Scan the records and identify every line in which the string "title" occurs, then return those lines.

** begin Supplied data **

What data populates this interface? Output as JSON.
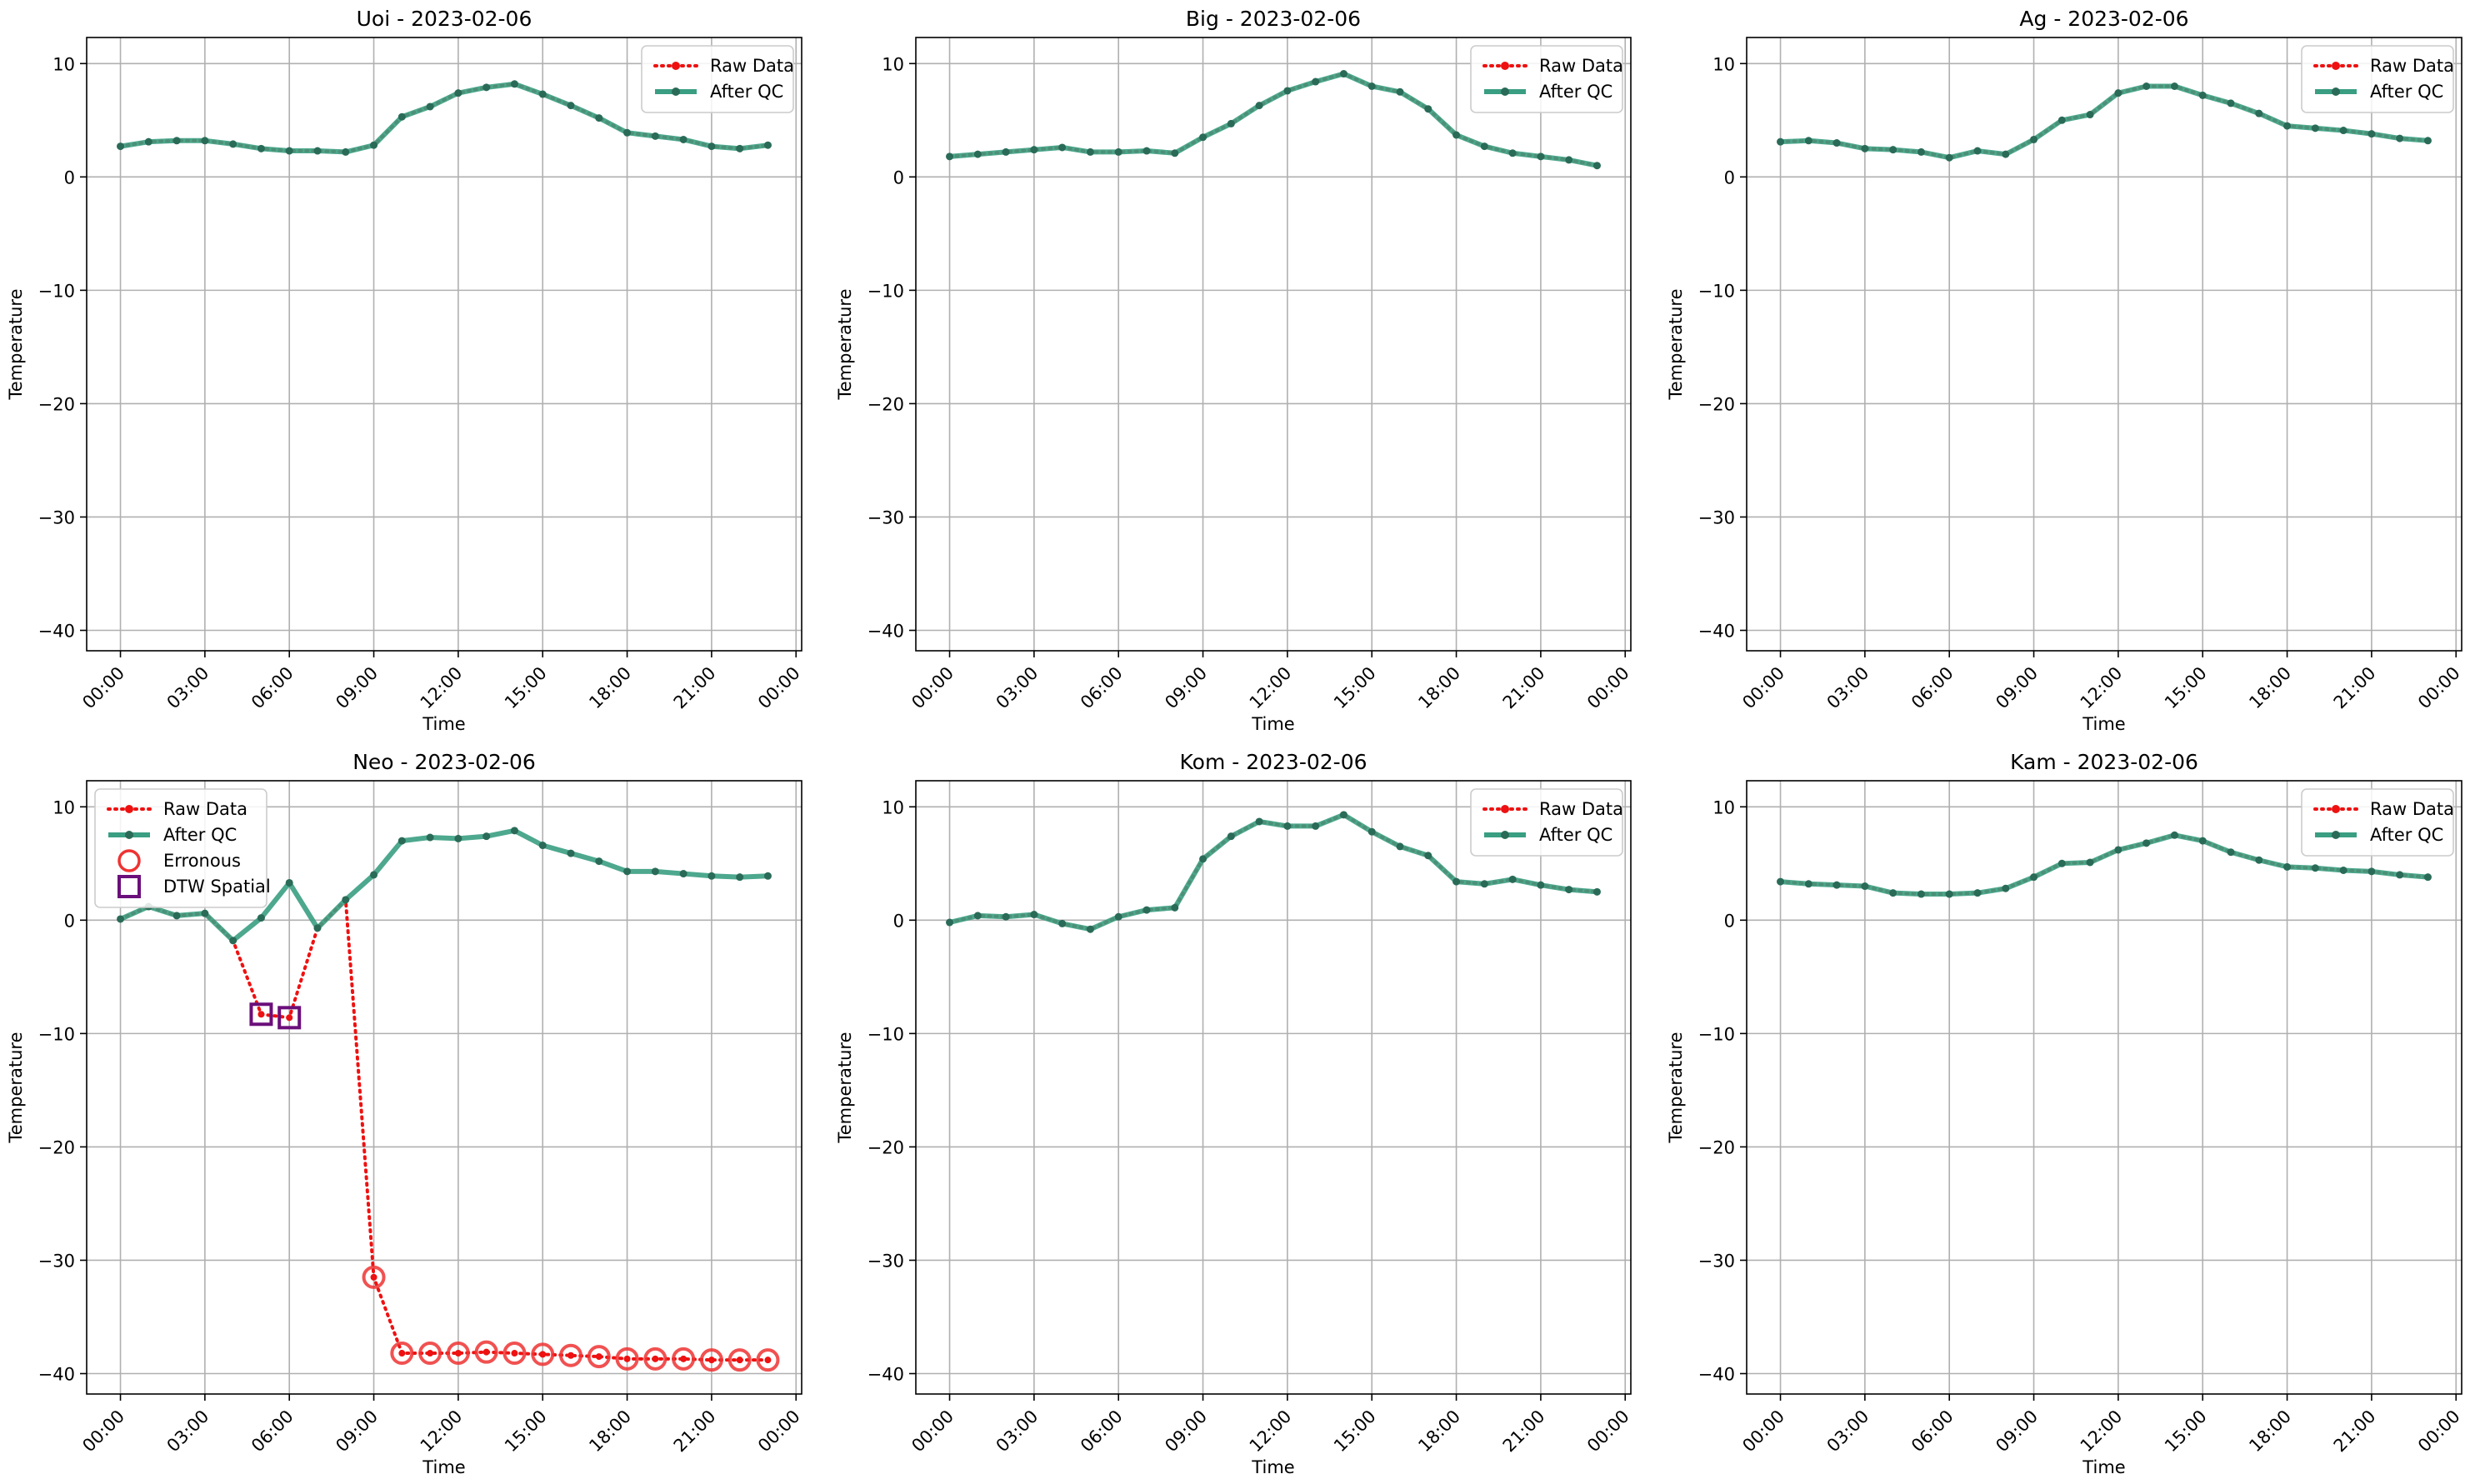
{
  "colors": {
    "raw": "#ee1111",
    "qc": "#3a9e82",
    "qc_marker": "#2a6b58",
    "erroneous": "#ee3333",
    "dtw": "#6b0f7a",
    "grid": "#b0b0b0"
  },
  "legend_labels": {
    "raw": "Raw Data",
    "qc": "After QC",
    "erroneous": "Erronous",
    "dtw": "DTW Spatial"
  },
  "chart_data": [
    {
      "type": "line",
      "title": "Uoi - 2023-02-06",
      "xlabel": "Time",
      "ylabel": "Temperature",
      "x_ticks": [
        "00:00",
        "03:00",
        "06:00",
        "09:00",
        "12:00",
        "15:00",
        "18:00",
        "21:00",
        "00:00"
      ],
      "x_range_hours": [
        -1.2,
        24.2
      ],
      "ylim": [
        -41.8,
        12.3
      ],
      "y_ticks": [
        10,
        0,
        -10,
        -20,
        -30,
        -40
      ],
      "grid": true,
      "legend_position": "upper right",
      "series": [
        {
          "name": "Raw Data",
          "values": [
            2.7,
            3.1,
            3.2,
            3.2,
            2.9,
            2.5,
            2.3,
            2.3,
            2.2,
            2.8,
            5.3,
            6.2,
            7.4,
            7.9,
            8.2,
            7.3,
            6.3,
            5.2,
            3.9,
            3.6,
            3.3,
            2.7,
            2.5,
            2.8
          ]
        },
        {
          "name": "After QC",
          "values": [
            2.7,
            3.1,
            3.2,
            3.2,
            2.9,
            2.5,
            2.3,
            2.3,
            2.2,
            2.8,
            5.3,
            6.2,
            7.4,
            7.9,
            8.2,
            7.3,
            6.3,
            5.2,
            3.9,
            3.6,
            3.3,
            2.7,
            2.5,
            2.8
          ]
        }
      ]
    },
    {
      "type": "line",
      "title": "Big - 2023-02-06",
      "xlabel": "Time",
      "ylabel": "Temperature",
      "x_ticks": [
        "00:00",
        "03:00",
        "06:00",
        "09:00",
        "12:00",
        "15:00",
        "18:00",
        "21:00",
        "00:00"
      ],
      "x_range_hours": [
        -1.2,
        24.2
      ],
      "ylim": [
        -41.8,
        12.3
      ],
      "y_ticks": [
        10,
        0,
        -10,
        -20,
        -30,
        -40
      ],
      "grid": true,
      "legend_position": "upper right",
      "series": [
        {
          "name": "Raw Data",
          "values": [
            1.8,
            2.0,
            2.2,
            2.4,
            2.6,
            2.2,
            2.2,
            2.3,
            2.1,
            3.5,
            4.7,
            6.3,
            7.6,
            8.4,
            9.1,
            8.0,
            7.5,
            6.0,
            3.7,
            2.7,
            2.1,
            1.8,
            1.5,
            1.0
          ]
        },
        {
          "name": "After QC",
          "values": [
            1.8,
            2.0,
            2.2,
            2.4,
            2.6,
            2.2,
            2.2,
            2.3,
            2.1,
            3.5,
            4.7,
            6.3,
            7.6,
            8.4,
            9.1,
            8.0,
            7.5,
            6.0,
            3.7,
            2.7,
            2.1,
            1.8,
            1.5,
            1.0
          ]
        }
      ]
    },
    {
      "type": "line",
      "title": "Ag - 2023-02-06",
      "xlabel": "Time",
      "ylabel": "Temperature",
      "x_ticks": [
        "00:00",
        "03:00",
        "06:00",
        "09:00",
        "12:00",
        "15:00",
        "18:00",
        "21:00",
        "00:00"
      ],
      "x_range_hours": [
        -1.2,
        24.2
      ],
      "ylim": [
        -41.8,
        12.3
      ],
      "y_ticks": [
        10,
        0,
        -10,
        -20,
        -30,
        -40
      ],
      "grid": true,
      "legend_position": "upper right",
      "series": [
        {
          "name": "Raw Data",
          "values": [
            3.1,
            3.2,
            3.0,
            2.5,
            2.4,
            2.2,
            1.7,
            2.3,
            2.0,
            3.3,
            5.0,
            5.5,
            7.4,
            8.0,
            8.0,
            7.2,
            6.5,
            5.6,
            4.5,
            4.3,
            4.1,
            3.8,
            3.4,
            3.2
          ]
        },
        {
          "name": "After QC",
          "values": [
            3.1,
            3.2,
            3.0,
            2.5,
            2.4,
            2.2,
            1.7,
            2.3,
            2.0,
            3.3,
            5.0,
            5.5,
            7.4,
            8.0,
            8.0,
            7.2,
            6.5,
            5.6,
            4.5,
            4.3,
            4.1,
            3.8,
            3.4,
            3.2
          ]
        }
      ]
    },
    {
      "type": "line",
      "title": "Neo - 2023-02-06",
      "xlabel": "Time",
      "ylabel": "Temperature",
      "x_ticks": [
        "00:00",
        "03:00",
        "06:00",
        "09:00",
        "12:00",
        "15:00",
        "18:00",
        "21:00",
        "00:00"
      ],
      "x_range_hours": [
        -1.2,
        24.2
      ],
      "ylim": [
        -41.8,
        12.3
      ],
      "y_ticks": [
        10,
        0,
        -10,
        -20,
        -30,
        -40
      ],
      "grid": true,
      "legend_position": "upper left",
      "series": [
        {
          "name": "Raw Data",
          "values": [
            0.1,
            1.2,
            0.4,
            0.6,
            -1.8,
            -8.3,
            -8.6,
            -0.7,
            1.8,
            -31.5,
            -38.2,
            -38.2,
            -38.2,
            -38.1,
            -38.2,
            -38.3,
            -38.4,
            -38.5,
            -38.7,
            -38.7,
            -38.7,
            -38.8,
            -38.8,
            -38.8
          ]
        },
        {
          "name": "After QC",
          "values": [
            0.1,
            1.2,
            0.4,
            0.6,
            -1.8,
            0.2,
            3.3,
            -0.7,
            1.8,
            4.0,
            7.0,
            7.3,
            7.2,
            7.4,
            7.9,
            6.6,
            5.9,
            5.2,
            4.3,
            4.3,
            4.1,
            3.9,
            3.8,
            3.9
          ]
        }
      ],
      "erroneous_points": [
        {
          "hour": 9,
          "value": -31.5
        },
        {
          "hour": 10,
          "value": -38.2
        },
        {
          "hour": 11,
          "value": -38.2
        },
        {
          "hour": 12,
          "value": -38.2
        },
        {
          "hour": 13,
          "value": -38.1
        },
        {
          "hour": 14,
          "value": -38.2
        },
        {
          "hour": 15,
          "value": -38.3
        },
        {
          "hour": 16,
          "value": -38.4
        },
        {
          "hour": 17,
          "value": -38.5
        },
        {
          "hour": 18,
          "value": -38.7
        },
        {
          "hour": 19,
          "value": -38.7
        },
        {
          "hour": 20,
          "value": -38.7
        },
        {
          "hour": 21,
          "value": -38.8
        },
        {
          "hour": 22,
          "value": -38.8
        },
        {
          "hour": 23,
          "value": -38.8
        }
      ],
      "dtw_spatial_points": [
        {
          "hour": 5,
          "value": -8.3
        },
        {
          "hour": 6,
          "value": -8.6
        }
      ]
    },
    {
      "type": "line",
      "title": "Kom - 2023-02-06",
      "xlabel": "Time",
      "ylabel": "Temperature",
      "x_ticks": [
        "00:00",
        "03:00",
        "06:00",
        "09:00",
        "12:00",
        "15:00",
        "18:00",
        "21:00",
        "00:00"
      ],
      "x_range_hours": [
        -1.2,
        24.2
      ],
      "ylim": [
        -41.8,
        12.3
      ],
      "y_ticks": [
        10,
        0,
        -10,
        -20,
        -30,
        -40
      ],
      "grid": true,
      "legend_position": "upper right",
      "series": [
        {
          "name": "Raw Data",
          "values": [
            -0.2,
            0.4,
            0.3,
            0.5,
            -0.3,
            -0.8,
            0.3,
            0.9,
            1.1,
            5.4,
            7.4,
            8.7,
            8.3,
            8.3,
            9.3,
            7.8,
            6.5,
            5.7,
            3.4,
            3.2,
            3.6,
            3.1,
            2.7,
            2.5
          ]
        },
        {
          "name": "After QC",
          "values": [
            -0.2,
            0.4,
            0.3,
            0.5,
            -0.3,
            -0.8,
            0.3,
            0.9,
            1.1,
            5.4,
            7.4,
            8.7,
            8.3,
            8.3,
            9.3,
            7.8,
            6.5,
            5.7,
            3.4,
            3.2,
            3.6,
            3.1,
            2.7,
            2.5
          ]
        }
      ]
    },
    {
      "type": "line",
      "title": "Kam - 2023-02-06",
      "xlabel": "Time",
      "ylabel": "Temperature",
      "x_ticks": [
        "00:00",
        "03:00",
        "06:00",
        "09:00",
        "12:00",
        "15:00",
        "18:00",
        "21:00",
        "00:00"
      ],
      "x_range_hours": [
        -1.2,
        24.2
      ],
      "ylim": [
        -41.8,
        12.3
      ],
      "y_ticks": [
        10,
        0,
        -10,
        -20,
        -30,
        -40
      ],
      "grid": true,
      "legend_position": "upper right",
      "series": [
        {
          "name": "Raw Data",
          "values": [
            3.4,
            3.2,
            3.1,
            3.0,
            2.4,
            2.3,
            2.3,
            2.4,
            2.8,
            3.8,
            5.0,
            5.1,
            6.2,
            6.8,
            7.5,
            7.0,
            6.0,
            5.3,
            4.7,
            4.6,
            4.4,
            4.3,
            4.0,
            3.8
          ]
        },
        {
          "name": "After QC",
          "values": [
            3.4,
            3.2,
            3.1,
            3.0,
            2.4,
            2.3,
            2.3,
            2.4,
            2.8,
            3.8,
            5.0,
            5.1,
            6.2,
            6.8,
            7.5,
            7.0,
            6.0,
            5.3,
            4.7,
            4.6,
            4.4,
            4.3,
            4.0,
            3.8
          ]
        }
      ]
    }
  ]
}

** end Supplied data **

> [Reply]:
      "title": "Uoi - 2023-02-06",
      "title": "Big - 2023-02-06",
      "title": "Ag - 2023-02-06",
      "title": "Neo - 2023-02-06",
      "title": "Kom - 2023-02-06",
      "title": "Kam - 2023-02-06",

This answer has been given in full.